— Your instructions —
Identify every line in the records below that contains the word "this", and copy each of those lines.

— Source records —
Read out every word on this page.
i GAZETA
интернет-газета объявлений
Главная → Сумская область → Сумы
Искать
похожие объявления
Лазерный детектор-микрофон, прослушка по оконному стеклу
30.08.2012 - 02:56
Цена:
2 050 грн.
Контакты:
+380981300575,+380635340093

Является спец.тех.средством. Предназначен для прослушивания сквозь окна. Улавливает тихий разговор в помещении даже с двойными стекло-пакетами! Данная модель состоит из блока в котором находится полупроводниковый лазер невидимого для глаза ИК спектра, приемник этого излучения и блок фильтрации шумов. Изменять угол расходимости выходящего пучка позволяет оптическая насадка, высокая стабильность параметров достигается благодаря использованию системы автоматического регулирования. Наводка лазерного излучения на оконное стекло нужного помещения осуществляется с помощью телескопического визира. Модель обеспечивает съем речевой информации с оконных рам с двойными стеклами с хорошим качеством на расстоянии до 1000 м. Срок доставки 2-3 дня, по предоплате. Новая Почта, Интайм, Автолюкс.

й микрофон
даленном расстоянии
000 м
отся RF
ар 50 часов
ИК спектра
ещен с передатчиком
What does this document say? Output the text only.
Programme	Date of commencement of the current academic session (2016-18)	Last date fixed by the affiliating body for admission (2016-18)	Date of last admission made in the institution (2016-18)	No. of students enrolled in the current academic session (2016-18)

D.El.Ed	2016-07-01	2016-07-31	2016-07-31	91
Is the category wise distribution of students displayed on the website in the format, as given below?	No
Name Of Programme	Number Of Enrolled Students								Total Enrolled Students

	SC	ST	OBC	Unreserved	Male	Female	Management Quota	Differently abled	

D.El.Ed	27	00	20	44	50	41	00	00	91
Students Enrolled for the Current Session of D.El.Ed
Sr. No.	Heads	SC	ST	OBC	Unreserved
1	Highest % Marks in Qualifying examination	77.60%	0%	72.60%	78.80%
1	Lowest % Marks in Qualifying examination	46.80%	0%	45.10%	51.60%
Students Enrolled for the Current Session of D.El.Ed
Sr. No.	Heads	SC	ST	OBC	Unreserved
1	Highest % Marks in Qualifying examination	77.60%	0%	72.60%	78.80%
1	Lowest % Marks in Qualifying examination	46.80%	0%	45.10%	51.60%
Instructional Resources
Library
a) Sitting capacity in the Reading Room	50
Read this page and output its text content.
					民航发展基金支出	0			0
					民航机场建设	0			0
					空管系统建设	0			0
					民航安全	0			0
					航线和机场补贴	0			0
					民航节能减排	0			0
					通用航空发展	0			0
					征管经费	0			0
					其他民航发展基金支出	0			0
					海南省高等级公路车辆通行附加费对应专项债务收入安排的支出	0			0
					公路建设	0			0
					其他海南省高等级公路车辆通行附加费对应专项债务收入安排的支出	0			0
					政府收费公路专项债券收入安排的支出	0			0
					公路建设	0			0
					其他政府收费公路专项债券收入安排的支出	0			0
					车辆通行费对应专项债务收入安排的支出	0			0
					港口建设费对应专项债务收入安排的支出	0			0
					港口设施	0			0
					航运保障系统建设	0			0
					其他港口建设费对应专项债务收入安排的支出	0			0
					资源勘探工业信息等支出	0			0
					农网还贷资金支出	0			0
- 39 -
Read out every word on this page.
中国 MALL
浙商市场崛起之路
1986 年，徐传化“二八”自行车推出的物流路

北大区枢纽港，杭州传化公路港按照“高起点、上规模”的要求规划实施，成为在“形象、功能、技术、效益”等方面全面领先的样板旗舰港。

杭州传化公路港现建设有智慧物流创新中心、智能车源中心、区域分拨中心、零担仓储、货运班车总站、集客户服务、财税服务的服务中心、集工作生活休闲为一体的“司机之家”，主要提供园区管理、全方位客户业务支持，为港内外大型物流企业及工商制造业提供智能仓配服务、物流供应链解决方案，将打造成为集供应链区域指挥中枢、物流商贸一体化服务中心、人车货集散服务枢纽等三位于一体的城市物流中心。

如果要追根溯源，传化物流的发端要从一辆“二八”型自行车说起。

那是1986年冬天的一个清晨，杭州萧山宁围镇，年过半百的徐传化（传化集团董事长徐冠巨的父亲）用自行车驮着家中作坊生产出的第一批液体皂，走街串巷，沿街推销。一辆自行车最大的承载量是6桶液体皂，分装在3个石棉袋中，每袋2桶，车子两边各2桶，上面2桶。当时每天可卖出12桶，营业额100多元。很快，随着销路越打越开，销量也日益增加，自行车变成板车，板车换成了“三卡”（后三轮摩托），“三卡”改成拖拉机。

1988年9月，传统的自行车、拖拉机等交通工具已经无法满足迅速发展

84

— Answer to the exercise —
Read out every word on this page.
What does this document say? Output the text only.
Read this page and output its text content.
Read out every word on this page.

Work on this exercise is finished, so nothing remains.